(Dataset excerpt)
☆ ☆ ☆ ☆ ☆

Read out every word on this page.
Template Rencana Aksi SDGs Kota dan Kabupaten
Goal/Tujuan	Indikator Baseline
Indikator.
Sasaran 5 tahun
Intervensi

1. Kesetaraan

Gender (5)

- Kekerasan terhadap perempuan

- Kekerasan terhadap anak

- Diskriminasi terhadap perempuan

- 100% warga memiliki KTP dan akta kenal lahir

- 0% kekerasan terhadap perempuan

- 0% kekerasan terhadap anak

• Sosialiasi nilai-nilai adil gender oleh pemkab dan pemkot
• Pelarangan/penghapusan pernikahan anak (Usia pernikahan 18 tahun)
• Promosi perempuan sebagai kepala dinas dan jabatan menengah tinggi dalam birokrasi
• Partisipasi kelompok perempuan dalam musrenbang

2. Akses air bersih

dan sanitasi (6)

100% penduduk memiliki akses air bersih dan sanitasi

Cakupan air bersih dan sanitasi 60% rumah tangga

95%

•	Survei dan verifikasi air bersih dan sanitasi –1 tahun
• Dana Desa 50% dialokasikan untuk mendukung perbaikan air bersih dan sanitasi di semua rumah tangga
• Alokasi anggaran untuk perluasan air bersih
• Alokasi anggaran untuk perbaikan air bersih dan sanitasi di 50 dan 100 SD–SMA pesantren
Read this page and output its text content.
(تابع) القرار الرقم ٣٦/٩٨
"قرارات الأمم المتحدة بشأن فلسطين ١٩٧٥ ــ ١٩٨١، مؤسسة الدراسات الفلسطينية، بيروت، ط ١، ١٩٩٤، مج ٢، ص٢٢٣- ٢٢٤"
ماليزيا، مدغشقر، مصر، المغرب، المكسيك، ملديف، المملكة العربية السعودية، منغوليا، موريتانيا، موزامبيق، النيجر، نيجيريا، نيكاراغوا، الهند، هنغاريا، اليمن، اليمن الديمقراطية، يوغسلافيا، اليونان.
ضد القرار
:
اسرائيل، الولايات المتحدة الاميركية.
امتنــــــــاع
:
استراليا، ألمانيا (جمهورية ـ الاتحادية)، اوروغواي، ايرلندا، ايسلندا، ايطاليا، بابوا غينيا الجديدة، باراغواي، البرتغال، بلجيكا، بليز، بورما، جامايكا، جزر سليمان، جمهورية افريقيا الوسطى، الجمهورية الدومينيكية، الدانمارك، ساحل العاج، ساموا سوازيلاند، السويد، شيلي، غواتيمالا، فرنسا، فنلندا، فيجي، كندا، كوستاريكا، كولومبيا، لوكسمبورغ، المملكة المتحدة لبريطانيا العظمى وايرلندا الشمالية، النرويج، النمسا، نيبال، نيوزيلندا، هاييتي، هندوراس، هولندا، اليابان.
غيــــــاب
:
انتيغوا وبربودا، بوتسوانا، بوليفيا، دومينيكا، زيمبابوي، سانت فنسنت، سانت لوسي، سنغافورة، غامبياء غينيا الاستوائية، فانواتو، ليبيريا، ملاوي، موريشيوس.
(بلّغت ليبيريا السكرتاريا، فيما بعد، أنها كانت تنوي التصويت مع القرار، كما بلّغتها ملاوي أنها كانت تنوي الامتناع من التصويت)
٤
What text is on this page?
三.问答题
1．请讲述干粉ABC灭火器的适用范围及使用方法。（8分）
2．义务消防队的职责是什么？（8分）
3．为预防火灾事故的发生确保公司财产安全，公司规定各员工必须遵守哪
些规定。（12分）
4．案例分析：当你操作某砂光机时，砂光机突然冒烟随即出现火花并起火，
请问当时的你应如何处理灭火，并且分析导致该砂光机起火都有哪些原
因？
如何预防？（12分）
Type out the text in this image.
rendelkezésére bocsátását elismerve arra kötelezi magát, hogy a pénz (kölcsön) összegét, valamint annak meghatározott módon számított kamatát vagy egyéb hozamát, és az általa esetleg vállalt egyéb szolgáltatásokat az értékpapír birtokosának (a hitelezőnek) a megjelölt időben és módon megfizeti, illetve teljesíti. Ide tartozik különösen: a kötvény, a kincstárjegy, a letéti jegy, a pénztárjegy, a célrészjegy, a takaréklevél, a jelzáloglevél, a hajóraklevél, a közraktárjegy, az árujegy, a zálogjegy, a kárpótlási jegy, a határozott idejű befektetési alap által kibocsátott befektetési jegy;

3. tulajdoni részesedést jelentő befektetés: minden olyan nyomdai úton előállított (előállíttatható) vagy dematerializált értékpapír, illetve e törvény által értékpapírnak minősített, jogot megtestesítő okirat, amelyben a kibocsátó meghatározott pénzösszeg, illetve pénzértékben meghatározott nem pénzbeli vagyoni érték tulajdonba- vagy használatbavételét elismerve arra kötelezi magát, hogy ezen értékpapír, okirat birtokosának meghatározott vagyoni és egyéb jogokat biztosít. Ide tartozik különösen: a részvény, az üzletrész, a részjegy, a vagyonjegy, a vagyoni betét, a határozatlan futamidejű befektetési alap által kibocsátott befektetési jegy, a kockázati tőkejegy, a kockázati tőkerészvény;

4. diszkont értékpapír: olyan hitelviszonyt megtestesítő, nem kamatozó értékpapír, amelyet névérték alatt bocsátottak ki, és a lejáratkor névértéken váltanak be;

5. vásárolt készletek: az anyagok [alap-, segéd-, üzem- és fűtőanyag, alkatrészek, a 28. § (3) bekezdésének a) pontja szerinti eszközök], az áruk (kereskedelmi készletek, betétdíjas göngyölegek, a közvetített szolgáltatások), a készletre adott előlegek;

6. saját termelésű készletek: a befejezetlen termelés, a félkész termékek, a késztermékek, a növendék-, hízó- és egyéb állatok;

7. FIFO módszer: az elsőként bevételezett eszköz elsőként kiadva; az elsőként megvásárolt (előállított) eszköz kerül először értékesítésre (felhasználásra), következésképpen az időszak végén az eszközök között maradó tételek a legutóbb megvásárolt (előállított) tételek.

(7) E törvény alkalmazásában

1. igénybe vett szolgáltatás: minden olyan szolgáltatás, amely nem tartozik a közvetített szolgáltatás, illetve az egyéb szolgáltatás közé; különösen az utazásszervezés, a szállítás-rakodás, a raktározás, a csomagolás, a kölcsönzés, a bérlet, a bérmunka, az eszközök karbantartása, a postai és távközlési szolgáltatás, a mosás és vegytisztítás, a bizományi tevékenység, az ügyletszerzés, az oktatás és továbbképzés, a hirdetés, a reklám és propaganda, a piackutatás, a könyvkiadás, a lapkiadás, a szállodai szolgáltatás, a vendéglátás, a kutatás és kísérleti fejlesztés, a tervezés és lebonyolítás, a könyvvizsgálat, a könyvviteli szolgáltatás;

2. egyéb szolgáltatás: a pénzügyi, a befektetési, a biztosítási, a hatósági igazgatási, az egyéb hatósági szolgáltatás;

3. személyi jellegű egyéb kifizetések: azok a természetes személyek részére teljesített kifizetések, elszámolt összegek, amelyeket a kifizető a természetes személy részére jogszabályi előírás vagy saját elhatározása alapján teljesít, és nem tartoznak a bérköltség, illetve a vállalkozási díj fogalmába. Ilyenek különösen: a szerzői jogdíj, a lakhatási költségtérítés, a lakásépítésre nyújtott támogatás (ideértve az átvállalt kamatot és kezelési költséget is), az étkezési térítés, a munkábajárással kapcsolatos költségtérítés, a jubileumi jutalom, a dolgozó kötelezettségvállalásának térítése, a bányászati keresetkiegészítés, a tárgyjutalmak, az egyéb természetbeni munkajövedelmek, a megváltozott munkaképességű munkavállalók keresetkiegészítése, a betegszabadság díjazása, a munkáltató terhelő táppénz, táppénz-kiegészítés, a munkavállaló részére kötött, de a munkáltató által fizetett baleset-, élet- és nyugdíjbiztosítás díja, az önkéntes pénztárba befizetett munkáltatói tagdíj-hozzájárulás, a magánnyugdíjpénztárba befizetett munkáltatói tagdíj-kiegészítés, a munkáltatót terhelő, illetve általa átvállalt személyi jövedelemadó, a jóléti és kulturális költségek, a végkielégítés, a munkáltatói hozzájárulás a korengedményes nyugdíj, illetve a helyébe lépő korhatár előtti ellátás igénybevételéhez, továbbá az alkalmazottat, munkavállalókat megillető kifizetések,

☆ ☆ ☆ ☆ ☆

#### Goal of the exercise:
Show the lines of the data that hold the word "المتحدة".

#### In response:
"قرارات الأمم المتحدة بشأن فلسطين ١٩٧٥ ــ ١٩٨١، مؤسسة الدراسات الفلسطينية، بيروت، ط ١، ١٩٩٤، مج ٢، ص٢٢٣- ٢٢٤"
اسرائيل، الولايات المتحدة الاميركية.
استراليا، ألمانيا (جمهورية ـ الاتحادية)، اوروغواي، ايرلندا، ايسلندا، ايطاليا، بابوا غينيا الجديدة، باراغواي، البرتغال، بلجيكا، بليز، بورما، جامايكا، جزر سليمان، جمهورية افريقيا الوسطى، الجمهورية الدومينيكية، الدانمارك، ساحل العاج، ساموا سوازيلاند، السويد، شيلي، غواتيمالا، فرنسا، فنلندا، فيجي، كندا، كوستاريكا، كولومبيا، لوكسمبورغ، المملكة المتحدة لبريطانيا العظمى وايرلندا الشمالية، النرويج، النمسا، نيبال، نيوزيلندا، هاييتي، هندوراس، هولندا، اليابان.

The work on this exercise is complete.